■ **Items**
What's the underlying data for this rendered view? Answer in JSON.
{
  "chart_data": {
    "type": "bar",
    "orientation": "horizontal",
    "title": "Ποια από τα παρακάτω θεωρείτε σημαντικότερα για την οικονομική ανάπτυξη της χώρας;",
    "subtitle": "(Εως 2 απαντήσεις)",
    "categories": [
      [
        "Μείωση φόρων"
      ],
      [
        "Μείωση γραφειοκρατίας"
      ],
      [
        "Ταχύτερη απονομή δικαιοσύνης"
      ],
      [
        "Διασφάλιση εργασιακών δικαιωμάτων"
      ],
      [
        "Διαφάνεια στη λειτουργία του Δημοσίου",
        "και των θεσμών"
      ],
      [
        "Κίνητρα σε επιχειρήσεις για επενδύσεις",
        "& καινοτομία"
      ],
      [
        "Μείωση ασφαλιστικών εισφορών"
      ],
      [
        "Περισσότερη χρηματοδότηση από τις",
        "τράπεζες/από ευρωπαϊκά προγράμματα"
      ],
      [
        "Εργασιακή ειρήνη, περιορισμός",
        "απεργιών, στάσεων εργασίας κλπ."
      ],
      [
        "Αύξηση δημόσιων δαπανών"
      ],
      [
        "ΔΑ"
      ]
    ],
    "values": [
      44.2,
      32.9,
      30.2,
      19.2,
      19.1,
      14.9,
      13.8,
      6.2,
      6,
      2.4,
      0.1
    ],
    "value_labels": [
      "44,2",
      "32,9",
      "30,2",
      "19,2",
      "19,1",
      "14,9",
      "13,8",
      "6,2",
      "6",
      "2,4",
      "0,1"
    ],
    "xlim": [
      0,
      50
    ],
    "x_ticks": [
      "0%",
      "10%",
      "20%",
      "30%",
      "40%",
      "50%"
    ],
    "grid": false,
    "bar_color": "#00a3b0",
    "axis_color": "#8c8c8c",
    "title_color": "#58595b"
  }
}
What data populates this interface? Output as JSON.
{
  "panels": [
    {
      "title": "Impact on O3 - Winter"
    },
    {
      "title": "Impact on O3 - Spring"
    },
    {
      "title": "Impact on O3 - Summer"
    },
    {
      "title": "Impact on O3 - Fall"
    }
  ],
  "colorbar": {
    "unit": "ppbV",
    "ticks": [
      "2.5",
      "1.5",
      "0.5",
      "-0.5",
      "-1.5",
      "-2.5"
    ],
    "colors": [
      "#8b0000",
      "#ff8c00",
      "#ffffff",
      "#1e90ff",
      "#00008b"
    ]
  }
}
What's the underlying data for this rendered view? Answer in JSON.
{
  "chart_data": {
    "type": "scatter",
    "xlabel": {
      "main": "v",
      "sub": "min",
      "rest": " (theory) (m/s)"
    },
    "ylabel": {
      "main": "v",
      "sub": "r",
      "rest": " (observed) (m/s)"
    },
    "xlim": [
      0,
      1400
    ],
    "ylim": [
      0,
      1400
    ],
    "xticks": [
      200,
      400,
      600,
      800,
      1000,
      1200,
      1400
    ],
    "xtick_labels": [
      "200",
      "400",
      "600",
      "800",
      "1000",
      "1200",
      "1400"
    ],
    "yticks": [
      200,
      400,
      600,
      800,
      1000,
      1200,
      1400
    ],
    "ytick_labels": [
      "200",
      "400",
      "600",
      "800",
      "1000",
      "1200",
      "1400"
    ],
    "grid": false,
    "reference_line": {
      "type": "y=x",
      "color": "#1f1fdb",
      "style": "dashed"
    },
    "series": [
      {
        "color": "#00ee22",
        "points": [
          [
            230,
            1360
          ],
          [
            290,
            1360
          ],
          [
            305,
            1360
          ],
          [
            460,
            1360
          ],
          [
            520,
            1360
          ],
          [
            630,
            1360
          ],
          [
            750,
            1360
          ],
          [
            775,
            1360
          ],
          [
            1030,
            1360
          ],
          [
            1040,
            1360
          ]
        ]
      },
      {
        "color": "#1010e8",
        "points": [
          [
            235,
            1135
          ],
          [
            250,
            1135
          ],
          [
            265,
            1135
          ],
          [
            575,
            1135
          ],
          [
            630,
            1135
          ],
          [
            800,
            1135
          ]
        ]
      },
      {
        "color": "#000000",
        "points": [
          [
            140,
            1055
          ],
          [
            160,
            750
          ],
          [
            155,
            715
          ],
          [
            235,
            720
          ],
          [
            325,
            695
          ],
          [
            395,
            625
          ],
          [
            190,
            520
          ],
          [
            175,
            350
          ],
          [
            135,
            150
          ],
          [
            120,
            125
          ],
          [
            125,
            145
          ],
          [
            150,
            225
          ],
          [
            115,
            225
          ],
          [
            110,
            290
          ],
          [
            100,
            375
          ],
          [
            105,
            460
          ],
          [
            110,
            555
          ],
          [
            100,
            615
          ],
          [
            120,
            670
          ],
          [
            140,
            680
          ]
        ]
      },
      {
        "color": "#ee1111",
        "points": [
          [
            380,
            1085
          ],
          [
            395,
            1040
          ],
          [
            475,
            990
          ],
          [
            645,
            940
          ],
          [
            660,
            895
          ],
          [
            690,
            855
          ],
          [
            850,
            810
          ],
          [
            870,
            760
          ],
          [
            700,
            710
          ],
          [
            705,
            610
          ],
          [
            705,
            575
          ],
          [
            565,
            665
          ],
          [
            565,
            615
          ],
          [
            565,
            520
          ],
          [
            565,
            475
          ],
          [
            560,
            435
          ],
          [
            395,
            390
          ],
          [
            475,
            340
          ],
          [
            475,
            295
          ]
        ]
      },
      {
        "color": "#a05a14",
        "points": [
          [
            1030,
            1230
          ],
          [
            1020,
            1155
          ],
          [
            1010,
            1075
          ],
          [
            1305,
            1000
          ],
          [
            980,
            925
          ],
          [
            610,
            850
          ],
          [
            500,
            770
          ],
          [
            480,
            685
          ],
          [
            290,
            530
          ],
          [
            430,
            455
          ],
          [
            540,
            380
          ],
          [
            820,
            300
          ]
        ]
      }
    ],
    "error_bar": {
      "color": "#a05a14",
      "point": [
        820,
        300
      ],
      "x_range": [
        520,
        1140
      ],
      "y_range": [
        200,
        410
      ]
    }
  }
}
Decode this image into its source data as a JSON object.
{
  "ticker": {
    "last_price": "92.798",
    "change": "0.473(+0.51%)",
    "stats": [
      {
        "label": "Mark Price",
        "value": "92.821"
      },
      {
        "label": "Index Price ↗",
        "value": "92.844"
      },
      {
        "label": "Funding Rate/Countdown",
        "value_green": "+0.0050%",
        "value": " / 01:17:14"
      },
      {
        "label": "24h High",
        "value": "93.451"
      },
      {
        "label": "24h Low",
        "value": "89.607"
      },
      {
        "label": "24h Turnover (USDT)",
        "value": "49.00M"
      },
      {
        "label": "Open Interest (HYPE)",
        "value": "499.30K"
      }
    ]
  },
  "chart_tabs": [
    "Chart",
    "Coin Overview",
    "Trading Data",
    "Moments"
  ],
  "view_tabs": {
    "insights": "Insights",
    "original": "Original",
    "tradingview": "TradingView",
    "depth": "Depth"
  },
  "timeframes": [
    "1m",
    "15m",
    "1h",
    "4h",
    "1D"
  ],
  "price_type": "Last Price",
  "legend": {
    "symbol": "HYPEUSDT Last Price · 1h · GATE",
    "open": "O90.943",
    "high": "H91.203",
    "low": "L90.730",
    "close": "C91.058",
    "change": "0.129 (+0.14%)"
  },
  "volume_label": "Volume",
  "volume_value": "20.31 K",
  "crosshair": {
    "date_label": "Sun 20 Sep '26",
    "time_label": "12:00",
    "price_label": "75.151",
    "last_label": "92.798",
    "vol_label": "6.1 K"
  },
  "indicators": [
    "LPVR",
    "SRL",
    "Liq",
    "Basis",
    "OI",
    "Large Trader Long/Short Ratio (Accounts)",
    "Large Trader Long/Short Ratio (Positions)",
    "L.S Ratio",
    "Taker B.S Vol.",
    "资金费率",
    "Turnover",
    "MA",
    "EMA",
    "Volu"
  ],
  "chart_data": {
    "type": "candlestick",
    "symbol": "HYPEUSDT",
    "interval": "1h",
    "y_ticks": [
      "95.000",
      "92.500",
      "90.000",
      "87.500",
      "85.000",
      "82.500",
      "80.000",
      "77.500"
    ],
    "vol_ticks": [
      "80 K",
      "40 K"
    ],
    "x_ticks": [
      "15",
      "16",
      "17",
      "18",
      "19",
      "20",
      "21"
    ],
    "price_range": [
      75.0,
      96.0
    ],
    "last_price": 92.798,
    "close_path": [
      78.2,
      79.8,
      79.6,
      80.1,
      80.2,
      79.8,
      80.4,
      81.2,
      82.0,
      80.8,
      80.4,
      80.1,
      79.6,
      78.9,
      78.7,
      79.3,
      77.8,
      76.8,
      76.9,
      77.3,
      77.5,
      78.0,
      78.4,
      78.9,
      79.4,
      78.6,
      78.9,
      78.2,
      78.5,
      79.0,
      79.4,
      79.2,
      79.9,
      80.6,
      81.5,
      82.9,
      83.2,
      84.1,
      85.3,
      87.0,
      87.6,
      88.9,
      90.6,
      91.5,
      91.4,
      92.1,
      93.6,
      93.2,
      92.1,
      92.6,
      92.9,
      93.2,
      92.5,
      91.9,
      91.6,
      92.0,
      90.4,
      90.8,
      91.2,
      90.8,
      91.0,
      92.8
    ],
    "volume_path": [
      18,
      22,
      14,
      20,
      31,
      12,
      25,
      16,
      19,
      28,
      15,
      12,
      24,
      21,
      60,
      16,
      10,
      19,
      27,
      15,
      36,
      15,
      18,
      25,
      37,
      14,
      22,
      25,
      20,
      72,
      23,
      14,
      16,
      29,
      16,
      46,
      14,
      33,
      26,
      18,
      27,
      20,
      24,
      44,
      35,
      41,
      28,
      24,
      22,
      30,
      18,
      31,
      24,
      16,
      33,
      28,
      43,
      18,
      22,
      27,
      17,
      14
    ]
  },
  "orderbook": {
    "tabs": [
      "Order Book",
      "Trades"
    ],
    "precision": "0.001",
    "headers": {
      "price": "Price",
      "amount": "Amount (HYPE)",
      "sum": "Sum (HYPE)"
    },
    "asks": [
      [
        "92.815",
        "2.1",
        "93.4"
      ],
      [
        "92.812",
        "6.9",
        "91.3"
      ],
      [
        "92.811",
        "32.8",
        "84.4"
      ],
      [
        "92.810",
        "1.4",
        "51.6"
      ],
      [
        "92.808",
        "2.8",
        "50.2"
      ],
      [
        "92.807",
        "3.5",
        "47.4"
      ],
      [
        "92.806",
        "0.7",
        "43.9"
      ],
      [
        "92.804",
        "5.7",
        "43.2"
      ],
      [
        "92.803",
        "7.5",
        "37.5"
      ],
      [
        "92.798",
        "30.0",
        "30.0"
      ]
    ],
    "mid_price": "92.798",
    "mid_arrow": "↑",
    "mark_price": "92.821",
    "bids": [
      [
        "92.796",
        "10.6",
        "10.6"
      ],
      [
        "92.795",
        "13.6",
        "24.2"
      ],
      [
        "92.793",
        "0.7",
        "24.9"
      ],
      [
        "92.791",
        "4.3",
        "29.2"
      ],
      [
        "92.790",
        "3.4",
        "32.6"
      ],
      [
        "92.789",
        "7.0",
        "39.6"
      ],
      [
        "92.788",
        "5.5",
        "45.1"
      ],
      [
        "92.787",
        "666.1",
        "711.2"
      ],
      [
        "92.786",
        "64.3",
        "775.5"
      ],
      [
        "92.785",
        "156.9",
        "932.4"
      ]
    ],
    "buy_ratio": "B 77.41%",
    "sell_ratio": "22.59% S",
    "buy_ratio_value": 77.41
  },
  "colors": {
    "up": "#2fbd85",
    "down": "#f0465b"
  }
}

■ **Do this**
Among the entries, how many lines contain the string "Long"? Give the number without anything else.

■ **Finished task**
2